Data records.

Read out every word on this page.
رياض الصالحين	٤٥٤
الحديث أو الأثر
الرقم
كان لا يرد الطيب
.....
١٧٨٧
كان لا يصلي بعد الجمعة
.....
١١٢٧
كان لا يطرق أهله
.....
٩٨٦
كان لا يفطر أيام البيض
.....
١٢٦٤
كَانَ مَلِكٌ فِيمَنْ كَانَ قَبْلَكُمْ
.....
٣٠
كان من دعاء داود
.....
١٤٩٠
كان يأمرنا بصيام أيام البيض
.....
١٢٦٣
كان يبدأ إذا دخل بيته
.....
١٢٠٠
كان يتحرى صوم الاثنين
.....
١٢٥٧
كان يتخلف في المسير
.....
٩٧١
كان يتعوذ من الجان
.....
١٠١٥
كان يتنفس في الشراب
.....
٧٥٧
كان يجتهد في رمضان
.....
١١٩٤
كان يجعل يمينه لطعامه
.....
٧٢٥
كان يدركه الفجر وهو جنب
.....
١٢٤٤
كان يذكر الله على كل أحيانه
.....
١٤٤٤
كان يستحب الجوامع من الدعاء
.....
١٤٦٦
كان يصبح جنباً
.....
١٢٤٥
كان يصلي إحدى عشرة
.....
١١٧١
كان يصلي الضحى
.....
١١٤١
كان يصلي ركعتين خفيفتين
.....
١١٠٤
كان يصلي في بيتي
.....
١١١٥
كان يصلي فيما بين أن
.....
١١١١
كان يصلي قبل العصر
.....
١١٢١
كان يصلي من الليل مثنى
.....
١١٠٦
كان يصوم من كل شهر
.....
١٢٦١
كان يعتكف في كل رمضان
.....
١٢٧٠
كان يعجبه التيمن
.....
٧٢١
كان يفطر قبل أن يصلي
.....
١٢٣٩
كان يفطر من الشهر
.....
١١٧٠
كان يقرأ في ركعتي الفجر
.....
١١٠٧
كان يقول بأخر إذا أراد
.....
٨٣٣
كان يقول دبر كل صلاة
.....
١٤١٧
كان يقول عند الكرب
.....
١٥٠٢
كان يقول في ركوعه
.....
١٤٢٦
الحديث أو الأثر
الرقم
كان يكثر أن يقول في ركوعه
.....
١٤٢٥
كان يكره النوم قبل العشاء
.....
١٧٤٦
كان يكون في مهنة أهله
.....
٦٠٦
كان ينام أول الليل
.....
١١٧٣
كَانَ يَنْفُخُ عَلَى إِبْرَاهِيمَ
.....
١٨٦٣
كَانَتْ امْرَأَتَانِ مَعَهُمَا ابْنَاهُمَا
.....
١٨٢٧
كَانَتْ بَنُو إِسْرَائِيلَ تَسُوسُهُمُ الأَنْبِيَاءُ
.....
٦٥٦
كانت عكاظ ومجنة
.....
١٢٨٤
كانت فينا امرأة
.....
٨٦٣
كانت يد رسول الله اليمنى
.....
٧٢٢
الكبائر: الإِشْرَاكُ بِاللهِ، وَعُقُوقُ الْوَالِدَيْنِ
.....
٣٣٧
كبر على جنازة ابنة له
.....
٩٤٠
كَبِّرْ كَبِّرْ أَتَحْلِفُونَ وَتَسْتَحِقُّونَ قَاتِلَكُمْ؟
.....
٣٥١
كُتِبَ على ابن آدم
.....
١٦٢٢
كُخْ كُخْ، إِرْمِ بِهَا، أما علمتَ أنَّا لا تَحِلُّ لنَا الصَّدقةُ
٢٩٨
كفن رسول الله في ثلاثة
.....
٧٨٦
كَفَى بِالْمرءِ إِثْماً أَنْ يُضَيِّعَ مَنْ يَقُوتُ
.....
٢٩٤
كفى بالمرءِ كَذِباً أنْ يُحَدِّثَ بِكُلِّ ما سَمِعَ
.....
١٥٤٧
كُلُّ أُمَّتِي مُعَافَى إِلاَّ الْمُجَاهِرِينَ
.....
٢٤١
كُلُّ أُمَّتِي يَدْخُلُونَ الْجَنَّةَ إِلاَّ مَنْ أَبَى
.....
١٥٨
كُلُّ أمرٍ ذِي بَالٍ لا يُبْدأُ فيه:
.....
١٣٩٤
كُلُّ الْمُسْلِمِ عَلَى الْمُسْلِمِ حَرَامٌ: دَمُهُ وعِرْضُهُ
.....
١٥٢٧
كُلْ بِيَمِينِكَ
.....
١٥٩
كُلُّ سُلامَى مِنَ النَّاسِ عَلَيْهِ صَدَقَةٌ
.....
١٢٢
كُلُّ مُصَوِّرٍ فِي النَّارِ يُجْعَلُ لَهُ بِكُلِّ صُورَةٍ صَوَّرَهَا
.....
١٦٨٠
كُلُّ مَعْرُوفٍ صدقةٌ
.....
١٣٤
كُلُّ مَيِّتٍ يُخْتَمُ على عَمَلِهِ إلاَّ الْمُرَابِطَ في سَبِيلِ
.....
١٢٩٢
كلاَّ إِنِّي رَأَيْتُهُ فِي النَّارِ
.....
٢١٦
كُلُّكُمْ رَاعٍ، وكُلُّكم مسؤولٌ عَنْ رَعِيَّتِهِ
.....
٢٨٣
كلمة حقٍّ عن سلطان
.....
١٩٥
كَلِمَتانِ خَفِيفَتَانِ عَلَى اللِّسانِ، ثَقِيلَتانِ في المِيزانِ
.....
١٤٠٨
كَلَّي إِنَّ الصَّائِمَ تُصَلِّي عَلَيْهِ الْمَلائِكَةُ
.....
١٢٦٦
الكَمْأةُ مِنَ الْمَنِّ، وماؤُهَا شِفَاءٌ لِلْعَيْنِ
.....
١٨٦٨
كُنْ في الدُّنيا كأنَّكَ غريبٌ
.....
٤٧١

Task to complete. Output the records verbatim, from the first line to the last.

Task solution.
Read out every word on this page.
رياض الصالحين	٤٥٤
الحديث أو الأثر
الرقم
كان لا يرد الطيب
.....
١٧٨٧
كان لا يصلي بعد الجمعة
.....
١١٢٧
كان لا يطرق أهله
.....
٩٨٦
كان لا يفطر أيام البيض
.....
١٢٦٤
كَانَ مَلِكٌ فِيمَنْ كَانَ قَبْلَكُمْ
.....
٣٠
كان من دعاء داود
.....
١٤٩٠
كان يأمرنا بصيام أيام البيض
.....
١٢٦٣
كان يبدأ إذا دخل بيته
.....
١٢٠٠
كان يتحرى صوم الاثنين
.....
١٢٥٧
كان يتخلف في المسير
.....
٩٧١
كان يتعوذ من الجان
.....
١٠١٥
كان يتنفس في الشراب
.....
٧٥٧
كان يجتهد في رمضان
.....
١١٩٤
كان يجعل يمينه لطعامه
.....
٧٢٥
كان يدركه الفجر وهو جنب
.....
١٢٤٤
كان يذكر الله على كل أحيانه
.....
١٤٤٤
كان يستحب الجوامع من الدعاء
.....
١٤٦٦
كان يصبح جنباً
.....
١٢٤٥
كان يصلي إحدى عشرة
.....
١١٧١
كان يصلي الضحى
.....
١١٤١
كان يصلي ركعتين خفيفتين
.....
١١٠٤
كان يصلي في بيتي
.....
١١١٥
كان يصلي فيما بين أن
.....
١١١١
كان يصلي قبل العصر
.....
١١٢١
كان يصلي من الليل مثنى
.....
١١٠٦
كان يصوم من كل شهر
.....
١٢٦١
كان يعتكف في كل رمضان
.....
١٢٧٠
كان يعجبه التيمن
.....
٧٢١
كان يفطر قبل أن يصلي
.....
١٢٣٩
كان يفطر من الشهر
.....
١١٧٠
كان يقرأ في ركعتي الفجر
.....
١١٠٧
كان يقول بأخر إذا أراد
.....
٨٣٣
كان يقول دبر كل صلاة
.....
١٤١٧
كان يقول عند الكرب
.....
١٥٠٢
كان يقول في ركوعه
.....
١٤٢٦
الحديث أو الأثر
الرقم
كان يكثر أن يقول في ركوعه
.....
١٤٢٥
كان يكره النوم قبل العشاء
.....
١٧٤٦
كان يكون في مهنة أهله
.....
٦٠٦
كان ينام أول الليل
.....
١١٧٣
كَانَ يَنْفُخُ عَلَى إِبْرَاهِيمَ
.....
١٨٦٣
كَانَتْ امْرَأَتَانِ مَعَهُمَا ابْنَاهُمَا
.....
١٨٢٧
كَانَتْ بَنُو إِسْرَائِيلَ تَسُوسُهُمُ الأَنْبِيَاءُ
.....
٦٥٦
كانت عكاظ ومجنة
.....
١٢٨٤
كانت فينا امرأة
.....
٨٦٣
كانت يد رسول الله اليمنى
.....
٧٢٢
الكبائر: الإِشْرَاكُ بِاللهِ، وَعُقُوقُ الْوَالِدَيْنِ
.....
٣٣٧
كبر على جنازة ابنة له
.....
٩٤٠
كَبِّرْ كَبِّرْ أَتَحْلِفُونَ وَتَسْتَحِقُّونَ قَاتِلَكُمْ؟
.....
٣٥١
كُتِبَ على ابن آدم
.....
١٦٢٢
كُخْ كُخْ، إِرْمِ بِهَا، أما علمتَ أنَّا لا تَحِلُّ لنَا الصَّدقةُ
٢٩٨
كفن رسول الله في ثلاثة
.....
٧٨٦
كَفَى بِالْمرءِ إِثْماً أَنْ يُضَيِّعَ مَنْ يَقُوتُ
.....
٢٩٤
كفى بالمرءِ كَذِباً أنْ يُحَدِّثَ بِكُلِّ ما سَمِعَ
.....
١٥٤٧
كُلُّ أُمَّتِي مُعَافَى إِلاَّ الْمُجَاهِرِينَ
.....
٢٤١
كُلُّ أُمَّتِي يَدْخُلُونَ الْجَنَّةَ إِلاَّ مَنْ أَبَى
.....
١٥٨
كُلُّ أمرٍ ذِي بَالٍ لا يُبْدأُ فيه:
.....
١٣٩٤
كُلُّ الْمُسْلِمِ عَلَى الْمُسْلِمِ حَرَامٌ: دَمُهُ وعِرْضُهُ
.....
١٥٢٧
كُلْ بِيَمِينِكَ
.....
١٥٩
كُلُّ سُلامَى مِنَ النَّاسِ عَلَيْهِ صَدَقَةٌ
.....
١٢٢
كُلُّ مُصَوِّرٍ فِي النَّارِ يُجْعَلُ لَهُ بِكُلِّ صُورَةٍ صَوَّرَهَا
.....
١٦٨٠
كُلُّ مَعْرُوفٍ صدقةٌ
.....
١٣٤
كُلُّ مَيِّتٍ يُخْتَمُ على عَمَلِهِ إلاَّ الْمُرَابِطَ في سَبِيلِ
.....
١٢٩٢
كلاَّ إِنِّي رَأَيْتُهُ فِي النَّارِ
.....
٢١٦
كُلُّكُمْ رَاعٍ، وكُلُّكم مسؤولٌ عَنْ رَعِيَّتِهِ
.....
٢٨٣
كلمة حقٍّ عن سلطان
.....
١٩٥
كَلِمَتانِ خَفِيفَتَانِ عَلَى اللِّسانِ، ثَقِيلَتانِ في المِيزانِ
.....
١٤٠٨
كَلَّي إِنَّ الصَّائِمَ تُصَلِّي عَلَيْهِ الْمَلائِكَةُ
.....
١٢٦٦
الكَمْأةُ مِنَ الْمَنِّ، وماؤُهَا شِفَاءٌ لِلْعَيْنِ
.....
١٨٦٨
كُنْ في الدُّنيا كأنَّكَ غريبٌ
.....
٤٧١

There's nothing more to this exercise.